[PROBLEM DESCRIPTION]:
Your task is to print all of the data word for word.
# START OF EXERCISE MATERIAL
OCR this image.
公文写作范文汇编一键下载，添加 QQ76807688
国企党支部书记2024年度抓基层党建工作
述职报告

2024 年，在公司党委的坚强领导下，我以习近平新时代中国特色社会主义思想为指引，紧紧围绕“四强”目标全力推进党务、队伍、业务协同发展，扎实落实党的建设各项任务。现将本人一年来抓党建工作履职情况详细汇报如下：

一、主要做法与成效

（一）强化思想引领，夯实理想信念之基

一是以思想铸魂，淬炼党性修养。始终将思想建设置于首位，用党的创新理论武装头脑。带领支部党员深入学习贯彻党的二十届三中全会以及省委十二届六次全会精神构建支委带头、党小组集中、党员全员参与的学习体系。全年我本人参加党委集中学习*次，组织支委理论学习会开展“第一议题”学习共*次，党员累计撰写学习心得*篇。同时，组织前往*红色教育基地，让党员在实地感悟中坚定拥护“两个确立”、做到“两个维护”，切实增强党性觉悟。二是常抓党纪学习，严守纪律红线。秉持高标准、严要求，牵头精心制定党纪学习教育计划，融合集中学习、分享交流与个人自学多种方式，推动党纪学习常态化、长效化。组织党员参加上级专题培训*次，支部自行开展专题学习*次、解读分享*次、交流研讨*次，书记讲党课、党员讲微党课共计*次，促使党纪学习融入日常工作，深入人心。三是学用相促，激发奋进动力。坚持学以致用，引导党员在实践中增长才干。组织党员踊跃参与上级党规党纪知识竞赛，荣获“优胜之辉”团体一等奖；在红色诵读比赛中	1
# END OF EXERCISE MATERIAL
[EXPECTED ANSWER]:
OCR this image.
公文写作范文汇编一键下载，添加 QQ76807688
国企党支部书记2024年度抓基层党建工作
述职报告

2024 年，在公司党委的坚强领导下，我以习近平新时代中国特色社会主义思想为指引，紧紧围绕“四强”目标全力推进党务、队伍、业务协同发展，扎实落实党的建设各项任务。现将本人一年来抓党建工作履职情况详细汇报如下：

一、主要做法与成效

（一）强化思想引领，夯实理想信念之基

一是以思想铸魂，淬炼党性修养。始终将思想建设置于首位，用党的创新理论武装头脑。带领支部党员深入学习贯彻党的二十届三中全会以及省委十二届六次全会精神构建支委带头、党小组集中、党员全员参与的学习体系。全年我本人参加党委集中学习*次，组织支委理论学习会开展“第一议题”学习共*次，党员累计撰写学习心得*篇。同时，组织前往*红色教育基地，让党员在实地感悟中坚定拥护“两个确立”、做到“两个维护”，切实增强党性觉悟。二是常抓党纪学习，严守纪律红线。秉持高标准、严要求，牵头精心制定党纪学习教育计划，融合集中学习、分享交流与个人自学多种方式，推动党纪学习常态化、长效化。组织党员参加上级专题培训*次，支部自行开展专题学习*次、解读分享*次、交流研讨*次，书记讲党课、党员讲微党课共计*次，促使党纪学习融入日常工作，深入人心。三是学用相促，激发奋进动力。坚持学以致用，引导党员在实践中增长才干。组织党员踊跃参与上级党规党纪知识竞赛，荣获“优胜之辉”团体一等奖；在红色诵读比赛中	1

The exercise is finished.